▶ _Extracted records_:
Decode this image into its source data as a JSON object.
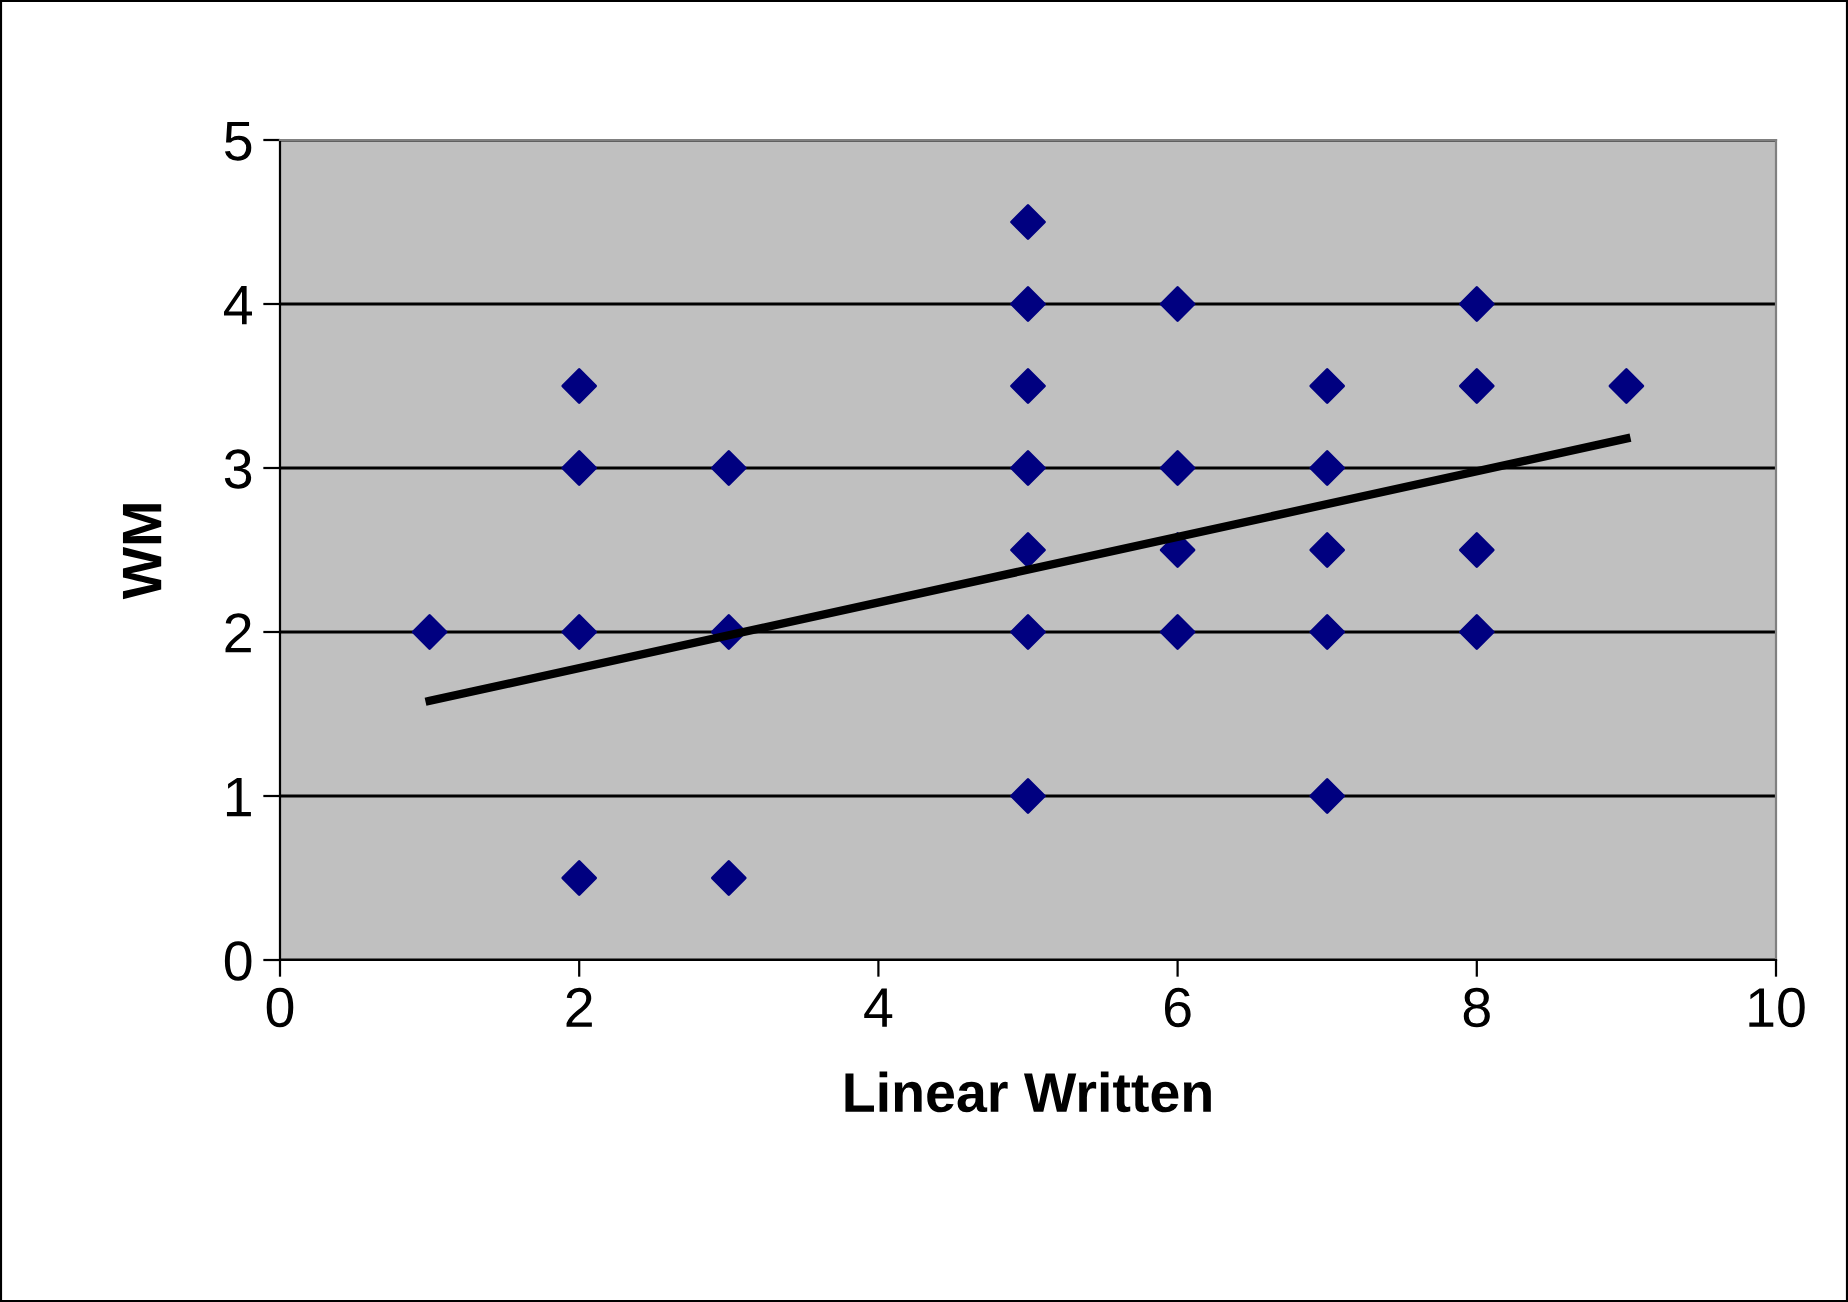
{
  "chart_data": {
    "type": "scatter",
    "xlabel": "Linear Written",
    "ylabel": "WM",
    "xlim": [
      0,
      10
    ],
    "ylim": [
      0,
      5
    ],
    "xticks": [
      0,
      2,
      4,
      6,
      8,
      10
    ],
    "yticks": [
      0,
      1,
      2,
      3,
      4,
      5
    ],
    "grid": "y",
    "series": [
      {
        "color": "#000080",
        "marker": "diamond",
        "x": [
          1,
          2,
          2,
          2,
          2,
          3,
          3,
          3,
          5,
          5,
          5,
          5,
          5,
          5,
          5,
          6,
          6,
          6,
          6,
          7,
          7,
          7,
          7,
          7,
          8,
          8,
          8,
          8,
          9
        ],
        "values": [
          2,
          3.5,
          3,
          2,
          0.5,
          3,
          2,
          0.5,
          4.5,
          4,
          3.5,
          3,
          2.5,
          2,
          1,
          4,
          3,
          2.5,
          2,
          3.5,
          3,
          2.5,
          2,
          1,
          4,
          3.5,
          2.5,
          2,
          3.5
        ]
      },
      {
        "type": "line",
        "color": "#000000",
        "x": [
          1,
          9
        ],
        "values": [
          1.58,
          3.18
        ],
        "marker": "none",
        "line_style": "solid"
      }
    ]
  }
}
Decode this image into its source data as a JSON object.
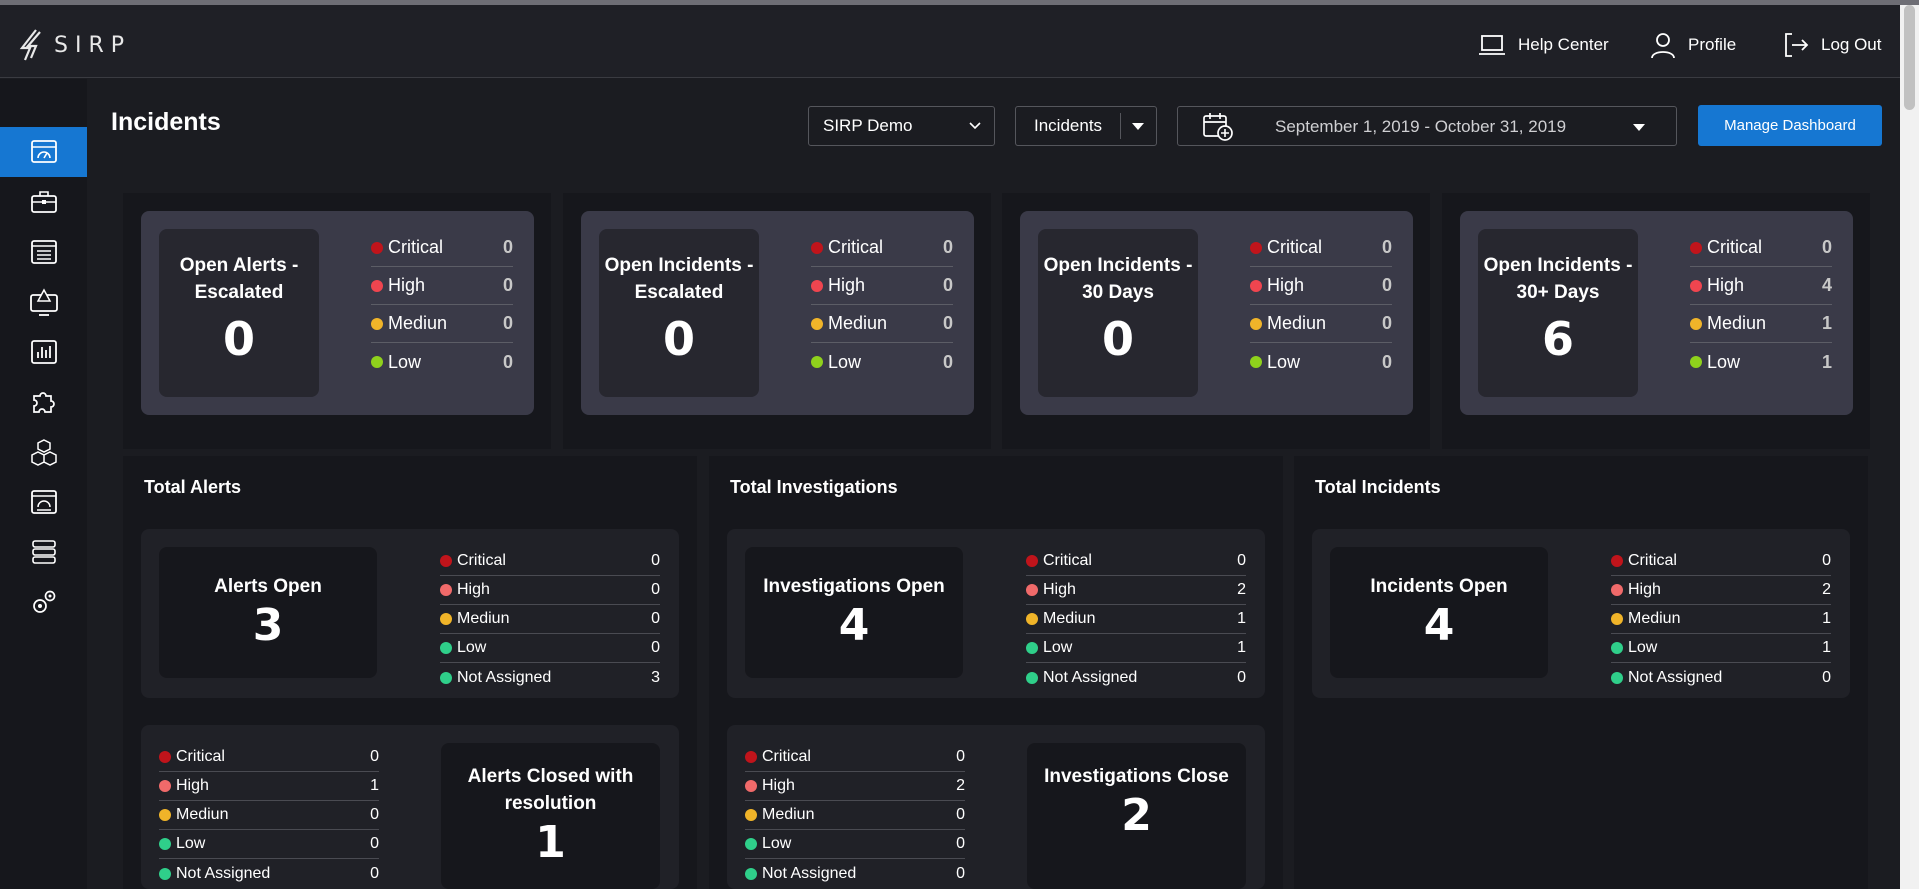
{
  "app": {
    "logo_text": "SIRP"
  },
  "topnav": {
    "help": "Help Center",
    "profile": "Profile",
    "logout": "Log Out"
  },
  "colors": {
    "accent": "#1677d2",
    "critical": "#c0141b",
    "high": "#f0454f",
    "high_list": "#f06a6a",
    "medium": "#f0b429",
    "low_top": "#8fd11c",
    "low": "#2fcf8a",
    "not_assigned": "#2fcf8a"
  },
  "header": {
    "title": "Incidents",
    "org_select": "SIRP Demo",
    "type_select": "Incidents",
    "date_range": "September 1, 2019 - October 31, 2019",
    "manage_button": "Manage Dashboard"
  },
  "sidebar": {
    "items": [
      {
        "icon": "dashboard-icon",
        "active": true
      },
      {
        "icon": "briefcase-icon",
        "active": false
      },
      {
        "icon": "list-icon",
        "active": false
      },
      {
        "icon": "monitor-alert-icon",
        "active": false
      },
      {
        "icon": "bar-chart-icon",
        "active": false
      },
      {
        "icon": "puzzle-icon",
        "active": false
      },
      {
        "icon": "cubes-icon",
        "active": false
      },
      {
        "icon": "gauge-panel-icon",
        "active": false
      },
      {
        "icon": "database-icon",
        "active": false
      },
      {
        "icon": "gears-icon",
        "active": false
      }
    ]
  },
  "summary_cards": [
    {
      "title_line1": "Open Alerts -",
      "title_line2": "Escalated",
      "value": "0",
      "rows": [
        {
          "label": "Critical",
          "value": "0"
        },
        {
          "label": "High",
          "value": "0"
        },
        {
          "label": "Mediun",
          "value": "0"
        },
        {
          "label": "Low",
          "value": "0"
        }
      ]
    },
    {
      "title_line1": "Open Incidents -",
      "title_line2": "Escalated",
      "value": "0",
      "rows": [
        {
          "label": "Critical",
          "value": "0"
        },
        {
          "label": "High",
          "value": "0"
        },
        {
          "label": "Mediun",
          "value": "0"
        },
        {
          "label": "Low",
          "value": "0"
        }
      ]
    },
    {
      "title_line1": "Open Incidents -",
      "title_line2": "30 Days",
      "value": "0",
      "rows": [
        {
          "label": "Critical",
          "value": "0"
        },
        {
          "label": "High",
          "value": "0"
        },
        {
          "label": "Mediun",
          "value": "0"
        },
        {
          "label": "Low",
          "value": "0"
        }
      ]
    },
    {
      "title_line1": "Open Incidents -",
      "title_line2": "30+ Days",
      "value": "6",
      "rows": [
        {
          "label": "Critical",
          "value": "0"
        },
        {
          "label": "High",
          "value": "4"
        },
        {
          "label": "Mediun",
          "value": "1"
        },
        {
          "label": "Low",
          "value": "1"
        }
      ]
    }
  ],
  "sections": {
    "alerts": {
      "title": "Total Alerts",
      "open": {
        "title": "Alerts Open",
        "value": "3",
        "rows": [
          {
            "label": "Critical",
            "value": "0"
          },
          {
            "label": "High",
            "value": "0"
          },
          {
            "label": "Mediun",
            "value": "0"
          },
          {
            "label": "Low",
            "value": "0"
          },
          {
            "label": "Not Assigned",
            "value": "3"
          }
        ]
      },
      "closed": {
        "title_line1": "Alerts Closed with",
        "title_line2": "resolution",
        "value": "1",
        "rows": [
          {
            "label": "Critical",
            "value": "0"
          },
          {
            "label": "High",
            "value": "1"
          },
          {
            "label": "Mediun",
            "value": "0"
          },
          {
            "label": "Low",
            "value": "0"
          },
          {
            "label": "Not Assigned",
            "value": "0"
          }
        ]
      }
    },
    "investigations": {
      "title": "Total Investigations",
      "open": {
        "title": "Investigations Open",
        "value": "4",
        "rows": [
          {
            "label": "Critical",
            "value": "0"
          },
          {
            "label": "High",
            "value": "2"
          },
          {
            "label": "Mediun",
            "value": "1"
          },
          {
            "label": "Low",
            "value": "1"
          },
          {
            "label": "Not Assigned",
            "value": "0"
          }
        ]
      },
      "closed": {
        "title": "Investigations Close",
        "value": "2",
        "rows": [
          {
            "label": "Critical",
            "value": "0"
          },
          {
            "label": "High",
            "value": "2"
          },
          {
            "label": "Mediun",
            "value": "0"
          },
          {
            "label": "Low",
            "value": "0"
          },
          {
            "label": "Not Assigned",
            "value": "0"
          }
        ]
      }
    },
    "incidents": {
      "title": "Total Incidents",
      "open": {
        "title": "Incidents Open",
        "value": "4",
        "rows": [
          {
            "label": "Critical",
            "value": "0"
          },
          {
            "label": "High",
            "value": "2"
          },
          {
            "label": "Mediun",
            "value": "1"
          },
          {
            "label": "Low",
            "value": "1"
          },
          {
            "label": "Not Assigned",
            "value": "0"
          }
        ]
      }
    }
  }
}
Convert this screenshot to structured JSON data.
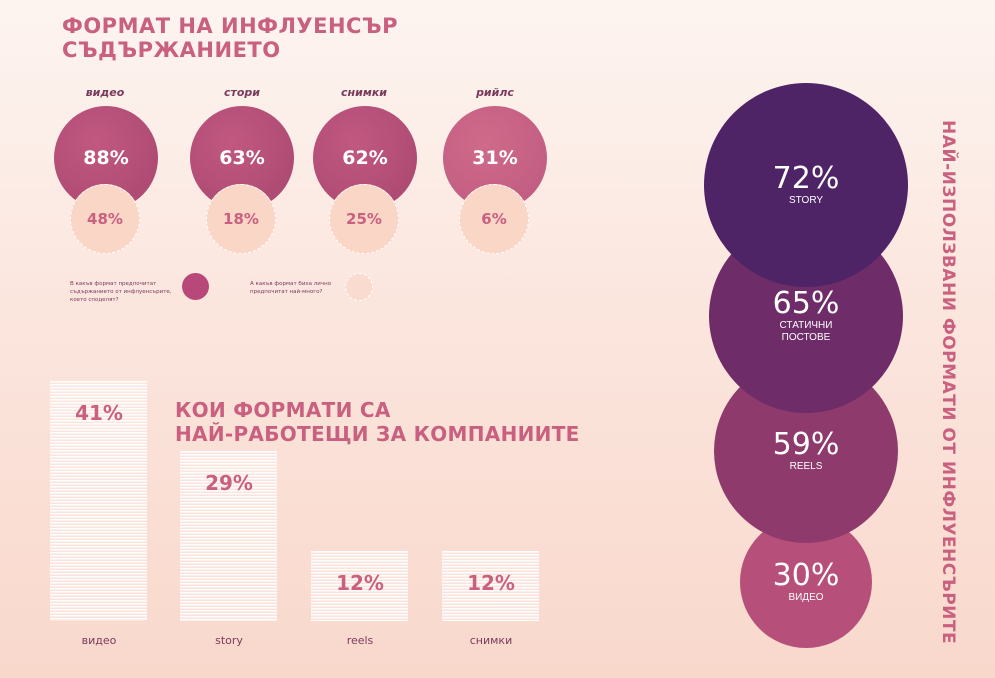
{
  "title": {
    "line1": "ФОРМАТ НА ИНФЛУЕНСЪР",
    "line2": "СЪДЪРЖАНИЕТО"
  },
  "legend": {
    "filled_text": "В какъв формат предпочитат съдържанието от инфлуенсърите, което споделят?",
    "dashed_text": "А какъв формат биха лично предпочитат най-много?"
  },
  "bar_title": {
    "line1": "КОИ ФОРМАТИ СА",
    "line2": "НАЙ-РАБОТЕЩИ ЗА КОМПАНИИТЕ"
  },
  "side_title": "НАЙ-ИЗПОЛЗВАНИ ФОРМАТИ ОТ ИНФЛУЕНСЪРИТЕ",
  "colors": {
    "accent": "#c9607f",
    "deep_purple": "#4e2466",
    "mid_purple": "#6e2c68",
    "plum": "#8e3a6c",
    "rose": "#b6507a"
  },
  "chart_data": [
    {
      "type": "bubble-pairs",
      "categories": [
        "видео",
        "стори",
        "снимки",
        "рийлс"
      ],
      "series": [
        {
          "values": [
            88,
            63,
            62,
            31
          ],
          "labels": [
            "88%",
            "63%",
            "62%",
            "31%"
          ]
        },
        {
          "values": [
            48,
            18,
            25,
            6
          ],
          "labels": [
            "48%",
            "18%",
            "25%",
            "6%"
          ]
        }
      ]
    },
    {
      "type": "bar",
      "title": "КОИ ФОРМАТИ СА НАЙ-РАБОТЕЩИ ЗА КОМПАНИИТЕ",
      "categories": [
        "видео",
        "story",
        "reels",
        "снимки"
      ],
      "values": [
        41,
        29,
        12,
        12
      ],
      "labels": [
        "41%",
        "29%",
        "12%",
        "12%"
      ]
    },
    {
      "type": "bubble",
      "title": "НАЙ-ИЗПОЛЗВАНИ ФОРМАТИ ОТ ИНФЛУЕНСЪРИТЕ",
      "categories": [
        "STORY",
        "СТАТИЧНИ ПОСТОВЕ",
        "REELS",
        "ВИДЕО"
      ],
      "values": [
        72,
        65,
        59,
        30
      ],
      "labels": [
        "72%",
        "65%",
        "59%",
        "30%"
      ],
      "colors": [
        "#4e2466",
        "#6e2c68",
        "#8e3a6c",
        "#b6507a"
      ]
    }
  ]
}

▶ _The task_:
Extract all lines containing the word "РАБОТЕЩИ".

▶ _In response_:
    "line2": "НАЙ-РАБОТЕЩИ ЗА КОМПАНИИТЕ"
      "title": "КОИ ФОРМАТИ СА НАЙ-РАБОТЕЩИ ЗА КОМПАНИИТЕ",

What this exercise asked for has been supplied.